▸ Challenge: Write out the entire listing below exactly, with the pictures left out.

▬▬▬

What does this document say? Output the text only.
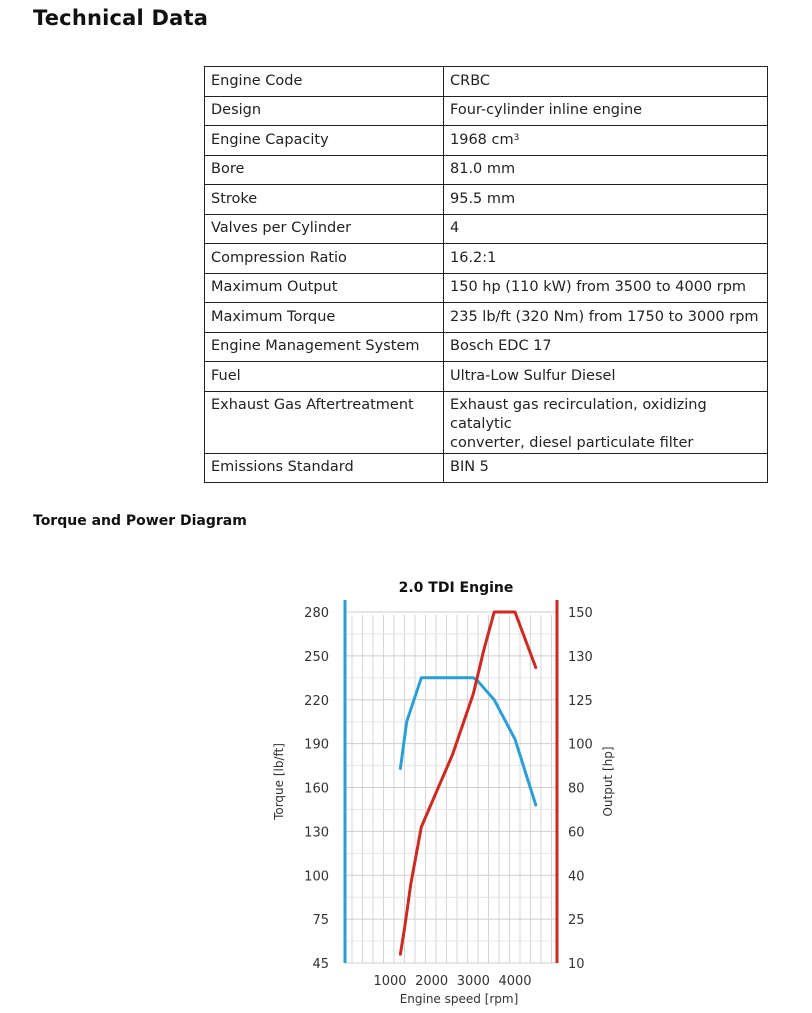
Technical Data
Engine Code	CRBC
Design	Four-cylinder inline engine
Engine Capacity	1968 $cm^3$
Bore	81.0 mm
Stroke	95.5 mm
Valves per Cylinder	4
Compression Ratio	16.2:1
Maximum Output	150 hp (110 kW) from 3500 to 4000 rpm
Maximum Torque	235 lb/ft (320 Nm) from 1750 to 3000 rpm
Engine Management System	Bosch EDC 17
Fuel	Ultra-Low Sulfur Diesel
Exhaust Gas Aftertreatment	Exhaust gas recirculation, oxidizing catalytic
converter, diesel particulate filter

Emissions Standard	BIN 5
Torque and Power Diagram
2.0 TDI Engine
45
75
100
130
160
190
220
250
280
10
25
40
60
80
100
125
130
150
1000 2000 3000 4000
Torque [lb/ft]	Output [hp]
Engine speed [rpm]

▬▬▬

▸ Result:
What does this document say? Output the text only.
Technical Data
Engine Code	CRBC
Design	Four-cylinder inline engine
Engine Capacity	1968 $cm^3$
Bore	81.0 mm
Stroke	95.5 mm
Valves per Cylinder	4
Compression Ratio	16.2:1
Maximum Output	150 hp (110 kW) from 3500 to 4000 rpm
Maximum Torque	235 lb/ft (320 Nm) from 1750 to 3000 rpm
Engine Management System	Bosch EDC 17
Fuel	Ultra-Low Sulfur Diesel
Exhaust Gas Aftertreatment	Exhaust gas recirculation, oxidizing catalytic
converter, diesel particulate filter

Emissions Standard	BIN 5
Torque and Power Diagram
2.0 TDI Engine
45
75
100
130
160
190
220
250
280
10
25
40
60
80
100
125
130
150
1000 2000 3000 4000
Torque [lb/ft]	Output [hp]
Engine speed [rpm]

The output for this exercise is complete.